→ **What the task requires**: Repeat the material exactly, every line of it.

## begin

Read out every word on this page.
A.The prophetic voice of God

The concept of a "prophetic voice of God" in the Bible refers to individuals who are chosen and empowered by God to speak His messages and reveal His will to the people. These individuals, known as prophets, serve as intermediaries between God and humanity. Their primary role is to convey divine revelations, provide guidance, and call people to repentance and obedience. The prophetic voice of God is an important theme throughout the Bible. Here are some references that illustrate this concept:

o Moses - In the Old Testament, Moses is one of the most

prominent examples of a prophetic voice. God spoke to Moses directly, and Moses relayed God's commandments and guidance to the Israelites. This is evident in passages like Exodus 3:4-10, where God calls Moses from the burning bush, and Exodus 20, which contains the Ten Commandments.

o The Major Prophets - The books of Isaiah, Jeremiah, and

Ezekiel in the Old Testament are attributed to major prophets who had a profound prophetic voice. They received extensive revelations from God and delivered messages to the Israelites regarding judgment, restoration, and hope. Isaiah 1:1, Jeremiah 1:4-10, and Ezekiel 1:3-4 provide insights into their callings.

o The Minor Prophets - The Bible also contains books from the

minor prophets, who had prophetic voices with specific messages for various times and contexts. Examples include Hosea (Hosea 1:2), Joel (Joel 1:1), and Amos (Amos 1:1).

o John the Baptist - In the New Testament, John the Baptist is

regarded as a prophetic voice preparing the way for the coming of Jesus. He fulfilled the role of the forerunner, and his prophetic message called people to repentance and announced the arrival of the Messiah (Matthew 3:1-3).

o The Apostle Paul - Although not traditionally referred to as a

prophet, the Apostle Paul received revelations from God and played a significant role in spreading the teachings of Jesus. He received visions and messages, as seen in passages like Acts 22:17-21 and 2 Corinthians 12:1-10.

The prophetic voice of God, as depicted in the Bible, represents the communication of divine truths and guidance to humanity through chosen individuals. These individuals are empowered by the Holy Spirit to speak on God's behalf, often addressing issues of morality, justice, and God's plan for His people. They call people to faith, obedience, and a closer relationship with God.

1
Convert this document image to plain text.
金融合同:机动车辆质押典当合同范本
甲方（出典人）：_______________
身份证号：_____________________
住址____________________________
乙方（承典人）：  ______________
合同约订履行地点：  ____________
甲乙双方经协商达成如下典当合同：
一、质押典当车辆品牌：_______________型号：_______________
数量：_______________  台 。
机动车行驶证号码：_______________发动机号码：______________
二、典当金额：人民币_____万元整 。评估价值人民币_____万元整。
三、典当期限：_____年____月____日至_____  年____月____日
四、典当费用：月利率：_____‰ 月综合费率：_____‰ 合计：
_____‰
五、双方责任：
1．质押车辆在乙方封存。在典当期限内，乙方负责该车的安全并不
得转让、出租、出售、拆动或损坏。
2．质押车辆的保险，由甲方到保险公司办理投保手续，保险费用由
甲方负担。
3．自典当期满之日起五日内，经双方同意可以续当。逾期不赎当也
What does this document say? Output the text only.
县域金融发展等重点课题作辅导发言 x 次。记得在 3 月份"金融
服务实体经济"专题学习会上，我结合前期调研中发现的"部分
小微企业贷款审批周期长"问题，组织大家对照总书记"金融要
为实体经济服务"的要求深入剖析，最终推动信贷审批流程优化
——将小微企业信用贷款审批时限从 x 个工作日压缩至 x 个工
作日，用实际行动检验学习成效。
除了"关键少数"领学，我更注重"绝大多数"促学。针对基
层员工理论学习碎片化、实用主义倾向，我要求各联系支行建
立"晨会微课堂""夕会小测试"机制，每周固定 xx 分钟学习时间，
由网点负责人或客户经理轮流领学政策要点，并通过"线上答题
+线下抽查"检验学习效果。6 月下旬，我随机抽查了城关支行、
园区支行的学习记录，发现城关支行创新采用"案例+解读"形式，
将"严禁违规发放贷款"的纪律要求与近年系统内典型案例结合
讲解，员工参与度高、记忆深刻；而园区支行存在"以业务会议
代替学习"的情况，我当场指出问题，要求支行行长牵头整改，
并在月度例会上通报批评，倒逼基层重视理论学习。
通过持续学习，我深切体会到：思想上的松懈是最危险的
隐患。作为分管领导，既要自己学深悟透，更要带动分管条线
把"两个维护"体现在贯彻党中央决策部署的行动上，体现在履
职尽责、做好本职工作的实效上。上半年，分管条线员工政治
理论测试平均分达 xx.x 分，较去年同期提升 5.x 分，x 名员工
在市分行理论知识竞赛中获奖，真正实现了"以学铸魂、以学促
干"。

## end

→ **Correct result**:
Read out every word on this page.
A.The prophetic voice of God

The concept of a "prophetic voice of God" in the Bible refers to individuals who are chosen and empowered by God to speak His messages and reveal His will to the people. These individuals, known as prophets, serve as intermediaries between God and humanity. Their primary role is to convey divine revelations, provide guidance, and call people to repentance and obedience. The prophetic voice of God is an important theme throughout the Bible. Here are some references that illustrate this concept:

o Moses - In the Old Testament, Moses is one of the most

prominent examples of a prophetic voice. God spoke to Moses directly, and Moses relayed God's commandments and guidance to the Israelites. This is evident in passages like Exodus 3:4-10, where God calls Moses from the burning bush, and Exodus 20, which contains the Ten Commandments.

o The Major Prophets - The books of Isaiah, Jeremiah, and

Ezekiel in the Old Testament are attributed to major prophets who had a profound prophetic voice. They received extensive revelations from God and delivered messages to the Israelites regarding judgment, restoration, and hope. Isaiah 1:1, Jeremiah 1:4-10, and Ezekiel 1:3-4 provide insights into their callings.

o The Minor Prophets - The Bible also contains books from the

minor prophets, who had prophetic voices with specific messages for various times and contexts. Examples include Hosea (Hosea 1:2), Joel (Joel 1:1), and Amos (Amos 1:1).

o John the Baptist - In the New Testament, John the Baptist is

regarded as a prophetic voice preparing the way for the coming of Jesus. He fulfilled the role of the forerunner, and his prophetic message called people to repentance and announced the arrival of the Messiah (Matthew 3:1-3).

o The Apostle Paul - Although not traditionally referred to as a

prophet, the Apostle Paul received revelations from God and played a significant role in spreading the teachings of Jesus. He received visions and messages, as seen in passages like Acts 22:17-21 and 2 Corinthians 12:1-10.

The prophetic voice of God, as depicted in the Bible, represents the communication of divine truths and guidance to humanity through chosen individuals. These individuals are empowered by the Holy Spirit to speak on God's behalf, often addressing issues of morality, justice, and God's plan for His people. They call people to faith, obedience, and a closer relationship with God.

1
Convert this document image to plain text.
金融合同:机动车辆质押典当合同范本
甲方（出典人）：_______________
身份证号：_____________________
住址____________________________
乙方（承典人）：  ______________
合同约订履行地点：  ____________
甲乙双方经协商达成如下典当合同：
一、质押典当车辆品牌：_______________型号：_______________
数量：_______________  台 。
机动车行驶证号码：_______________发动机号码：______________
二、典当金额：人民币_____万元整 。评估价值人民币_____万元整。
三、典当期限：_____年____月____日至_____  年____月____日
四、典当费用：月利率：_____‰ 月综合费率：_____‰ 合计：
_____‰
五、双方责任：
1．质押车辆在乙方封存。在典当期限内，乙方负责该车的安全并不
得转让、出租、出售、拆动或损坏。
2．质押车辆的保险，由甲方到保险公司办理投保手续，保险费用由
甲方负担。
3．自典当期满之日起五日内，经双方同意可以续当。逾期不赎当也
What does this document say? Output the text only.
县域金融发展等重点课题作辅导发言 x 次。记得在 3 月份"金融
服务实体经济"专题学习会上，我结合前期调研中发现的"部分
小微企业贷款审批周期长"问题，组织大家对照总书记"金融要
为实体经济服务"的要求深入剖析，最终推动信贷审批流程优化
——将小微企业信用贷款审批时限从 x 个工作日压缩至 x 个工
作日，用实际行动检验学习成效。
除了"关键少数"领学，我更注重"绝大多数"促学。针对基
层员工理论学习碎片化、实用主义倾向，我要求各联系支行建
立"晨会微课堂""夕会小测试"机制，每周固定 xx 分钟学习时间，
由网点负责人或客户经理轮流领学政策要点，并通过"线上答题
+线下抽查"检验学习效果。6 月下旬，我随机抽查了城关支行、
园区支行的学习记录，发现城关支行创新采用"案例+解读"形式，
将"严禁违规发放贷款"的纪律要求与近年系统内典型案例结合
讲解，员工参与度高、记忆深刻；而园区支行存在"以业务会议
代替学习"的情况，我当场指出问题，要求支行行长牵头整改，
并在月度例会上通报批评，倒逼基层重视理论学习。
通过持续学习，我深切体会到：思想上的松懈是最危险的
隐患。作为分管领导，既要自己学深悟透，更要带动分管条线
把"两个维护"体现在贯彻党中央决策部署的行动上，体现在履
职尽责、做好本职工作的实效上。上半年，分管条线员工政治
理论测试平均分达 xx.x 分，较去年同期提升 5.x 分，x 名员工
在市分行理论知识竞赛中获奖，真正实现了"以学铸魂、以学促
干"。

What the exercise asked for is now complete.